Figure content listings
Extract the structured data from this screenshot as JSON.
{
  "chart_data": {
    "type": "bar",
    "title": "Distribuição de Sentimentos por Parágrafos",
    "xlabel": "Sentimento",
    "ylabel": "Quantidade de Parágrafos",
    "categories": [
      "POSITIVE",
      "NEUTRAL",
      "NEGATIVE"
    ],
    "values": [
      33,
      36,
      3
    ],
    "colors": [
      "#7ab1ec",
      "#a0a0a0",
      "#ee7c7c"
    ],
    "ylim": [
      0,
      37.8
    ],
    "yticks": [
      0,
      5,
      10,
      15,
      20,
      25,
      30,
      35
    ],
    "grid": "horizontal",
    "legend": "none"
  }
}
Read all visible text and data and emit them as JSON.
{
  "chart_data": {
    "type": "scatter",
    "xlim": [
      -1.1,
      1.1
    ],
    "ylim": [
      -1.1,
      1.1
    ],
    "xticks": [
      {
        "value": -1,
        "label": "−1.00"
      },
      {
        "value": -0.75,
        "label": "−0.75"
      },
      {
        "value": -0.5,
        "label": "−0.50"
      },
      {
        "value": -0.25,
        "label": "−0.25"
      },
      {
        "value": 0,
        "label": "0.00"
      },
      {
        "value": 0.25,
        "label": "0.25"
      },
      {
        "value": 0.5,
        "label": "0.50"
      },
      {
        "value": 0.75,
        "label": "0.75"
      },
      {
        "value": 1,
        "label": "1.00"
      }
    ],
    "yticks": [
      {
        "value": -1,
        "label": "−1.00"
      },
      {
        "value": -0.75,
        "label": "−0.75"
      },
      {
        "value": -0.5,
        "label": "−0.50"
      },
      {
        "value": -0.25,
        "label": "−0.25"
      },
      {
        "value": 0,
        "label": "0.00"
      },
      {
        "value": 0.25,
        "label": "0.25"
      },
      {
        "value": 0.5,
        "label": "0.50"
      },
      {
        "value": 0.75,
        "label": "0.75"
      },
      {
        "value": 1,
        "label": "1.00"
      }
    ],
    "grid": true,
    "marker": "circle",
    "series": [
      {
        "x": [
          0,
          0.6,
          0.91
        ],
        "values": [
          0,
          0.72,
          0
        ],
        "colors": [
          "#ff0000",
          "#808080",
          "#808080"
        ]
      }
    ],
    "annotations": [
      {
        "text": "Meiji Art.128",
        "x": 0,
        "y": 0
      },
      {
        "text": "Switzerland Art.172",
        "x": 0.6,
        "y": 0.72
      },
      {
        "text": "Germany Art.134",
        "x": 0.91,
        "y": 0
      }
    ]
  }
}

WHAT YOU HAVE TO DO ->
Print every line of the records exactly. Omit nothing.

WRITTEN ANSWER ->
Extract the structured data from this screenshot as JSON.
{
  "chart_data": {
    "type": "bar",
    "title": "Distribuição de Sentimentos por Parágrafos",
    "xlabel": "Sentimento",
    "ylabel": "Quantidade de Parágrafos",
    "categories": [
      "POSITIVE",
      "NEUTRAL",
      "NEGATIVE"
    ],
    "values": [
      33,
      36,
      3
    ],
    "colors": [
      "#7ab1ec",
      "#a0a0a0",
      "#ee7c7c"
    ],
    "ylim": [
      0,
      37.8
    ],
    "yticks": [
      0,
      5,
      10,
      15,
      20,
      25,
      30,
      35
    ],
    "grid": "horizontal",
    "legend": "none"
  }
}
Read all visible text and data and emit them as JSON.
{
  "chart_data": {
    "type": "scatter",
    "xlim": [
      -1.1,
      1.1
    ],
    "ylim": [
      -1.1,
      1.1
    ],
    "xticks": [
      {
        "value": -1,
        "label": "−1.00"
      },
      {
        "value": -0.75,
        "label": "−0.75"
      },
      {
        "value": -0.5,
        "label": "−0.50"
      },
      {
        "value": -0.25,
        "label": "−0.25"
      },
      {
        "value": 0,
        "label": "0.00"
      },
      {
        "value": 0.25,
        "label": "0.25"
      },
      {
        "value": 0.5,
        "label": "0.50"
      },
      {
        "value": 0.75,
        "label": "0.75"
      },
      {
        "value": 1,
        "label": "1.00"
      }
    ],
    "yticks": [
      {
        "value": -1,
        "label": "−1.00"
      },
      {
        "value": -0.75,
        "label": "−0.75"
      },
      {
        "value": -0.5,
        "label": "−0.50"
      },
      {
        "value": -0.25,
        "label": "−0.25"
      },
      {
        "value": 0,
        "label": "0.00"
      },
      {
        "value": 0.25,
        "label": "0.25"
      },
      {
        "value": 0.5,
        "label": "0.50"
      },
      {
        "value": 0.75,
        "label": "0.75"
      },
      {
        "value": 1,
        "label": "1.00"
      }
    ],
    "grid": true,
    "marker": "circle",
    "series": [
      {
        "x": [
          0,
          0.6,
          0.91
        ],
        "values": [
          0,
          0.72,
          0
        ],
        "colors": [
          "#ff0000",
          "#808080",
          "#808080"
        ]
      }
    ],
    "annotations": [
      {
        "text": "Meiji Art.128",
        "x": 0,
        "y": 0
      },
      {
        "text": "Switzerland Art.172",
        "x": 0.6,
        "y": 0.72
      },
      {
        "text": "Germany Art.134",
        "x": 0.91,
        "y": 0
      }
    ]
  }
}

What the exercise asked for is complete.